- _Records from a dataset_:
● ● ● ●
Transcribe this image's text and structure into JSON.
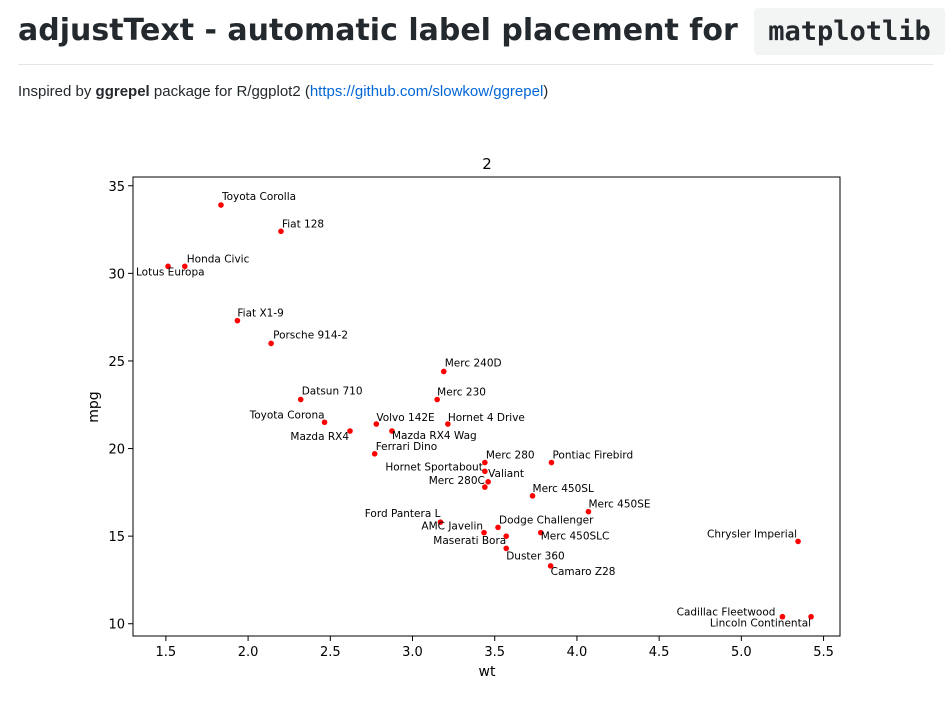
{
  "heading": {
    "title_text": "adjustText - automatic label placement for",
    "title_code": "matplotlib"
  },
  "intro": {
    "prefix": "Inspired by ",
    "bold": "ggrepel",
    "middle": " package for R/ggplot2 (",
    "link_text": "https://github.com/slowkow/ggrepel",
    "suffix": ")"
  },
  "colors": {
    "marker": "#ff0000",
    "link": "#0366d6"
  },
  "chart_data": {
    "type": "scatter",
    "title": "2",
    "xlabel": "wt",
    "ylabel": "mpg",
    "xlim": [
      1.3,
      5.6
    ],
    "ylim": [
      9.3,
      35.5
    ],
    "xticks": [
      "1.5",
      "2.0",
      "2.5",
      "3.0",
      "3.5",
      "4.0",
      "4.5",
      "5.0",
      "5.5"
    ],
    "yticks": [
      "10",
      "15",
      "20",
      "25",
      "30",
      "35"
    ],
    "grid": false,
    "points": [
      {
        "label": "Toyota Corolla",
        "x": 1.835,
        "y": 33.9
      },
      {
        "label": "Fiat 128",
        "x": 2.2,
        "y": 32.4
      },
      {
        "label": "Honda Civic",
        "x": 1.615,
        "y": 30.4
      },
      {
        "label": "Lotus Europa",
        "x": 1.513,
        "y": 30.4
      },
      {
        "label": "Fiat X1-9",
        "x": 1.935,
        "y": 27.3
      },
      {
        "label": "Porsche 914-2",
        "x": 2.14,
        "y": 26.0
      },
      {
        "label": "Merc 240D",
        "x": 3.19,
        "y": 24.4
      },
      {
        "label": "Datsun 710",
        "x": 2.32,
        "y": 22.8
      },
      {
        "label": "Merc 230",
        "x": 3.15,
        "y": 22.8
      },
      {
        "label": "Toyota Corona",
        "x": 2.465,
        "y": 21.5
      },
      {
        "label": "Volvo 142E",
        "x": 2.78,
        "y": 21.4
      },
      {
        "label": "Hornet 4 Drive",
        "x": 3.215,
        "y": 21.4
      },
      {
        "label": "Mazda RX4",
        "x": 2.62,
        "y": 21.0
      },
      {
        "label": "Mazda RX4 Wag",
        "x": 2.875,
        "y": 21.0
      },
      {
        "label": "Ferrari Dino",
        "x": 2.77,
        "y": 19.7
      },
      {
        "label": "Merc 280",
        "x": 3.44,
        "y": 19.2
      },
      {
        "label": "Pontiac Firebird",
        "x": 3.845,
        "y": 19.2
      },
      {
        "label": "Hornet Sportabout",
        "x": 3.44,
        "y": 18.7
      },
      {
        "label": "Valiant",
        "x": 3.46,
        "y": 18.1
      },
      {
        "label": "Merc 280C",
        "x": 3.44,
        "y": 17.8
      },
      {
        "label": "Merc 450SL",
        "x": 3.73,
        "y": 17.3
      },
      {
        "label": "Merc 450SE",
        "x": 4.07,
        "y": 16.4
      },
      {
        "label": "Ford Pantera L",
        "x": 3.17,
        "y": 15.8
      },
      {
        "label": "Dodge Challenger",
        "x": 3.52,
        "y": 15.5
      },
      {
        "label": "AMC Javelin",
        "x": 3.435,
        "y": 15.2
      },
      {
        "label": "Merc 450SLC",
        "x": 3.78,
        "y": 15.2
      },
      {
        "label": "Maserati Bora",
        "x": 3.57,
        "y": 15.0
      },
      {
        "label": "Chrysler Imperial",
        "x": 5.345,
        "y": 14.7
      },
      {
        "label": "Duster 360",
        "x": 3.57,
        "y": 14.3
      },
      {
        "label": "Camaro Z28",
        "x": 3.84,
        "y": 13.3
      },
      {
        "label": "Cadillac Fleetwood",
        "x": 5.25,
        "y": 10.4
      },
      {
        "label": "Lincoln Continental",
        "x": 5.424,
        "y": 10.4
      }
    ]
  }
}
● ● ● ●
- _Given problem_:
All lines above containing the string "Hornet" are to be collected.

- _Solution to this problem_:
        "label": "Hornet 4 Drive",
        "label": "Hornet Sportabout",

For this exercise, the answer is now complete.